RECORDS TO USE:

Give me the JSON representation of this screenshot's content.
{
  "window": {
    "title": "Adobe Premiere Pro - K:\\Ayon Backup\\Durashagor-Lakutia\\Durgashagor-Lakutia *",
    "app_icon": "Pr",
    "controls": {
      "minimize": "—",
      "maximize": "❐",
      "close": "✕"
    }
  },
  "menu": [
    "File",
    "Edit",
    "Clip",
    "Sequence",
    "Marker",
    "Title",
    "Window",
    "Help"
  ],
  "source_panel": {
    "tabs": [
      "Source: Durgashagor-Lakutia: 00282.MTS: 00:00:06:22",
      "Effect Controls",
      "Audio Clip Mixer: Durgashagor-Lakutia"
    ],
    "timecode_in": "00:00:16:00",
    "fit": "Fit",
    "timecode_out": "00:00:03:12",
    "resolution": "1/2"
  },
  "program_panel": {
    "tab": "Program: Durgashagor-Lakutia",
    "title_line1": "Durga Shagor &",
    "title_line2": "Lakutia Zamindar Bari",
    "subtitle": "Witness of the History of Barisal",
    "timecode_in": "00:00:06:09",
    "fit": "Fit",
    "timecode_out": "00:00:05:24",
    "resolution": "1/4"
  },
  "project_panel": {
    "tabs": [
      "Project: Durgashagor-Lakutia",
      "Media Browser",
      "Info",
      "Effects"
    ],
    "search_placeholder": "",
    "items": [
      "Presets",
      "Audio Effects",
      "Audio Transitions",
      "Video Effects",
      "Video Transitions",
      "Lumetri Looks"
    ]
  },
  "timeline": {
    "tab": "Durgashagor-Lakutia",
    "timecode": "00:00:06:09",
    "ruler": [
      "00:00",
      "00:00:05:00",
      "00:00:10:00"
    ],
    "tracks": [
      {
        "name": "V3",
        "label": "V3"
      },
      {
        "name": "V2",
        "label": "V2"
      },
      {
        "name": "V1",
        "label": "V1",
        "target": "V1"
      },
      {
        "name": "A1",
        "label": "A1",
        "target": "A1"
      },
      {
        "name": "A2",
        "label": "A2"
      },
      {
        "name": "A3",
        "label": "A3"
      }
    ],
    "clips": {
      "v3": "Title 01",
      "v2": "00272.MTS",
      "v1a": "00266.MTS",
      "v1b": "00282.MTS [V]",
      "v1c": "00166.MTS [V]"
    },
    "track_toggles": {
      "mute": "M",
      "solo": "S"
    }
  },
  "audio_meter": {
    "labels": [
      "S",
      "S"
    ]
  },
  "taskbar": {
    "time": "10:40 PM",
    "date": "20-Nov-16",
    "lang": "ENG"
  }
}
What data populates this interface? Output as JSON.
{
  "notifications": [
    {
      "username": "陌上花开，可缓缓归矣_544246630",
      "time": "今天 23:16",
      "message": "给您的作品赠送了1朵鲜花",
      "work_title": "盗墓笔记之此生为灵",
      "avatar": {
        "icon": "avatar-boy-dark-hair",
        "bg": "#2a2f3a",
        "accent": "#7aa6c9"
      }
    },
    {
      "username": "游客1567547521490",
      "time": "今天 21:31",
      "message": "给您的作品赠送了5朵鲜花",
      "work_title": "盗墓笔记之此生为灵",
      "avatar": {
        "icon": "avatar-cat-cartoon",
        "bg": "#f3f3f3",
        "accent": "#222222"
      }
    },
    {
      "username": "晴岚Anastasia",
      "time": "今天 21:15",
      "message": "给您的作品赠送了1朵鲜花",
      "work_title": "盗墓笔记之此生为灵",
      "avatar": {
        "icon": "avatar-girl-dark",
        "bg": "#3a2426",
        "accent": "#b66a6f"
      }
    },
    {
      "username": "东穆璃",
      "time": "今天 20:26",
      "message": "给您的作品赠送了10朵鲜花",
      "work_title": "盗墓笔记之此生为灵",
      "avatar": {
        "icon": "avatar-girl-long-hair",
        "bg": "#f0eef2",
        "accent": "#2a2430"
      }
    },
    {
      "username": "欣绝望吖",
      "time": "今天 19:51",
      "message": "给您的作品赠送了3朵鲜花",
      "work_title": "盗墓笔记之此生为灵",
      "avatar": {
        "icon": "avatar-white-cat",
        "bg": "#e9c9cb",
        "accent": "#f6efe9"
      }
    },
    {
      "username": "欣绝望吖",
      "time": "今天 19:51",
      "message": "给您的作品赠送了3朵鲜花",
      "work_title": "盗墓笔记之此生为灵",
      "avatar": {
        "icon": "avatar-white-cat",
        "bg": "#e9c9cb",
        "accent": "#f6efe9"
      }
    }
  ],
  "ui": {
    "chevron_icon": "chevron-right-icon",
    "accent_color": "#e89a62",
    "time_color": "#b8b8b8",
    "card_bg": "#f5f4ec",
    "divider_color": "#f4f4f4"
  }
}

SHORT EXERCISE:
Collect, from the material above, every line containing the word "JSON".

CORRECT OUTPUT:
Give me the JSON representation of this screenshot's content.
What data populates this interface? Output as JSON.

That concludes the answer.